**Available data:**
[START]

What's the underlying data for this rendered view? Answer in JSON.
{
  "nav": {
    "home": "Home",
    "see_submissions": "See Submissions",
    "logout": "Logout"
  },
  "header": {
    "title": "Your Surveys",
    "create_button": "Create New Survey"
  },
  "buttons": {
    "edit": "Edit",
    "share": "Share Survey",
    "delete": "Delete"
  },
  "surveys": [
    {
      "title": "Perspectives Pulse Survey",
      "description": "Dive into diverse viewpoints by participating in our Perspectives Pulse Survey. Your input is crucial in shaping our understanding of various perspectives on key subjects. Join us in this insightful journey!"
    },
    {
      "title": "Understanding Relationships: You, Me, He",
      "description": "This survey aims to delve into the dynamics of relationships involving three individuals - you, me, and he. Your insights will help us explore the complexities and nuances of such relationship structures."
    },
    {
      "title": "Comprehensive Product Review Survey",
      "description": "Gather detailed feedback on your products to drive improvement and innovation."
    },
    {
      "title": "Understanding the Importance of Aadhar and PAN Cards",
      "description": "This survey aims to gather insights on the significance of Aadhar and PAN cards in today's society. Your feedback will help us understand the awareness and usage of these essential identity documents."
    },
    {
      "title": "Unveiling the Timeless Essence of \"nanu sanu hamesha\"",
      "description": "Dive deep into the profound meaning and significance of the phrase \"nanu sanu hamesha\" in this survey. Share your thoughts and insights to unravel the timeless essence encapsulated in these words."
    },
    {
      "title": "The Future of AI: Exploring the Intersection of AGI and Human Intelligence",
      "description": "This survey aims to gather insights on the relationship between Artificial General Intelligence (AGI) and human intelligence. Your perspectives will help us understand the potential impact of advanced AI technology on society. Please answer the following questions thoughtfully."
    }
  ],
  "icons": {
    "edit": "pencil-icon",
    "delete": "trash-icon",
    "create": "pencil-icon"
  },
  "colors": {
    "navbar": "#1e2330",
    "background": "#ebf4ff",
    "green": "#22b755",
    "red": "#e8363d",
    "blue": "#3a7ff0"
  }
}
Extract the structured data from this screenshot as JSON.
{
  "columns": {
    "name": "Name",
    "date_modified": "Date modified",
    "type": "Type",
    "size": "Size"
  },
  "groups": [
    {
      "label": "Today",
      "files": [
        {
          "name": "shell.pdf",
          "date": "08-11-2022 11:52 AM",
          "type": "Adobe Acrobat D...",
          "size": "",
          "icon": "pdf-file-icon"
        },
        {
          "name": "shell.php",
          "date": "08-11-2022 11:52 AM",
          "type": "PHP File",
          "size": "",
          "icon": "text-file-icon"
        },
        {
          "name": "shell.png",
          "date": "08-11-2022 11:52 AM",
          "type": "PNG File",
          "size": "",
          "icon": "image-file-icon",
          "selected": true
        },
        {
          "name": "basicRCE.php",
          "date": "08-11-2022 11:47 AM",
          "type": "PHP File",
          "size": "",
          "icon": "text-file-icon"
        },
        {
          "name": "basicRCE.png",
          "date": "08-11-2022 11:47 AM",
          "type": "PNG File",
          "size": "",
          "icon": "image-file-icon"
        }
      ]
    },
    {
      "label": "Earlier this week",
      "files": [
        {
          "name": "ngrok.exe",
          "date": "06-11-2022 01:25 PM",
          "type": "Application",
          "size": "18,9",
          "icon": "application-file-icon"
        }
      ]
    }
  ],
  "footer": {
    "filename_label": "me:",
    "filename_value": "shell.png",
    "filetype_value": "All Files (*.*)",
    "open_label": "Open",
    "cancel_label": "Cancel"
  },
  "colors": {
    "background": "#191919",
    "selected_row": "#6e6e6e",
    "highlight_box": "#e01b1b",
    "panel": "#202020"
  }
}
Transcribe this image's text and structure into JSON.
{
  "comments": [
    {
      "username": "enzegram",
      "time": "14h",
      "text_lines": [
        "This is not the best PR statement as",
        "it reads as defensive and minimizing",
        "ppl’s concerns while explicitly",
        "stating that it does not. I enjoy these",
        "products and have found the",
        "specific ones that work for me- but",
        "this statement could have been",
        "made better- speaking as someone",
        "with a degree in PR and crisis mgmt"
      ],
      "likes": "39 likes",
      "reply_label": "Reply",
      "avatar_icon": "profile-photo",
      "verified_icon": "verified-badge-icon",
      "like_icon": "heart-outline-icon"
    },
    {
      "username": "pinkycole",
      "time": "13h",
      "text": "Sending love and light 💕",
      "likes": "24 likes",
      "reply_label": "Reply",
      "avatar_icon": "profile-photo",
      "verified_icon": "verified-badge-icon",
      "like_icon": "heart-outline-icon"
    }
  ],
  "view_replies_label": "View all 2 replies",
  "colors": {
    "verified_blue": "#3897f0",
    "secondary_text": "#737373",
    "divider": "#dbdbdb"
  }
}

[END]

**Task statement:**
Print every line of the records exactly. Omit nothing.

**Written reply:**
What's the underlying data for this rendered view? Answer in JSON.
{
  "nav": {
    "home": "Home",
    "see_submissions": "See Submissions",
    "logout": "Logout"
  },
  "header": {
    "title": "Your Surveys",
    "create_button": "Create New Survey"
  },
  "buttons": {
    "edit": "Edit",
    "share": "Share Survey",
    "delete": "Delete"
  },
  "surveys": [
    {
      "title": "Perspectives Pulse Survey",
      "description": "Dive into diverse viewpoints by participating in our Perspectives Pulse Survey. Your input is crucial in shaping our understanding of various perspectives on key subjects. Join us in this insightful journey!"
    },
    {
      "title": "Understanding Relationships: You, Me, He",
      "description": "This survey aims to delve into the dynamics of relationships involving three individuals - you, me, and he. Your insights will help us explore the complexities and nuances of such relationship structures."
    },
    {
      "title": "Comprehensive Product Review Survey",
      "description": "Gather detailed feedback on your products to drive improvement and innovation."
    },
    {
      "title": "Understanding the Importance of Aadhar and PAN Cards",
      "description": "This survey aims to gather insights on the significance of Aadhar and PAN cards in today's society. Your feedback will help us understand the awareness and usage of these essential identity documents."
    },
    {
      "title": "Unveiling the Timeless Essence of \"nanu sanu hamesha\"",
      "description": "Dive deep into the profound meaning and significance of the phrase \"nanu sanu hamesha\" in this survey. Share your thoughts and insights to unravel the timeless essence encapsulated in these words."
    },
    {
      "title": "The Future of AI: Exploring the Intersection of AGI and Human Intelligence",
      "description": "This survey aims to gather insights on the relationship between Artificial General Intelligence (AGI) and human intelligence. Your perspectives will help us understand the potential impact of advanced AI technology on society. Please answer the following questions thoughtfully."
    }
  ],
  "icons": {
    "edit": "pencil-icon",
    "delete": "trash-icon",
    "create": "pencil-icon"
  },
  "colors": {
    "navbar": "#1e2330",
    "background": "#ebf4ff",
    "green": "#22b755",
    "red": "#e8363d",
    "blue": "#3a7ff0"
  }
}
Extract the structured data from this screenshot as JSON.
{
  "columns": {
    "name": "Name",
    "date_modified": "Date modified",
    "type": "Type",
    "size": "Size"
  },
  "groups": [
    {
      "label": "Today",
      "files": [
        {
          "name": "shell.pdf",
          "date": "08-11-2022 11:52 AM",
          "type": "Adobe Acrobat D...",
          "size": "",
          "icon": "pdf-file-icon"
        },
        {
          "name": "shell.php",
          "date": "08-11-2022 11:52 AM",
          "type": "PHP File",
          "size": "",
          "icon": "text-file-icon"
        },
        {
          "name": "shell.png",
          "date": "08-11-2022 11:52 AM",
          "type": "PNG File",
          "size": "",
          "icon": "image-file-icon",
          "selected": true
        },
        {
          "name": "basicRCE.php",
          "date": "08-11-2022 11:47 AM",
          "type": "PHP File",
          "size": "",
          "icon": "text-file-icon"
        },
        {
          "name": "basicRCE.png",
          "date": "08-11-2022 11:47 AM",
          "type": "PNG File",
          "size": "",
          "icon": "image-file-icon"
        }
      ]
    },
    {
      "label": "Earlier this week",
      "files": [
        {
          "name": "ngrok.exe",
          "date": "06-11-2022 01:25 PM",
          "type": "Application",
          "size": "18,9",
          "icon": "application-file-icon"
        }
      ]
    }
  ],
  "footer": {
    "filename_label": "me:",
    "filename_value": "shell.png",
    "filetype_value": "All Files (*.*)",
    "open_label": "Open",
    "cancel_label": "Cancel"
  },
  "colors": {
    "background": "#191919",
    "selected_row": "#6e6e6e",
    "highlight_box": "#e01b1b",
    "panel": "#202020"
  }
}
Transcribe this image's text and structure into JSON.
{
  "comments": [
    {
      "username": "enzegram",
      "time": "14h",
      "text_lines": [
        "This is not the best PR statement as",
        "it reads as defensive and minimizing",
        "ppl’s concerns while explicitly",
        "stating that it does not. I enjoy these",
        "products and have found the",
        "specific ones that work for me- but",
        "this statement could have been",
        "made better- speaking as someone",
        "with a degree in PR and crisis mgmt"
      ],
      "likes": "39 likes",
      "reply_label": "Reply",
      "avatar_icon": "profile-photo",
      "verified_icon": "verified-badge-icon",
      "like_icon": "heart-outline-icon"
    },
    {
      "username": "pinkycole",
      "time": "13h",
      "text": "Sending love and light 💕",
      "likes": "24 likes",
      "reply_label": "Reply",
      "avatar_icon": "profile-photo",
      "verified_icon": "verified-badge-icon",
      "like_icon": "heart-outline-icon"
    }
  ],
  "view_replies_label": "View all 2 replies",
  "colors": {
    "verified_blue": "#3897f0",
    "secondary_text": "#737373",
    "divider": "#dbdbdb"
  }
}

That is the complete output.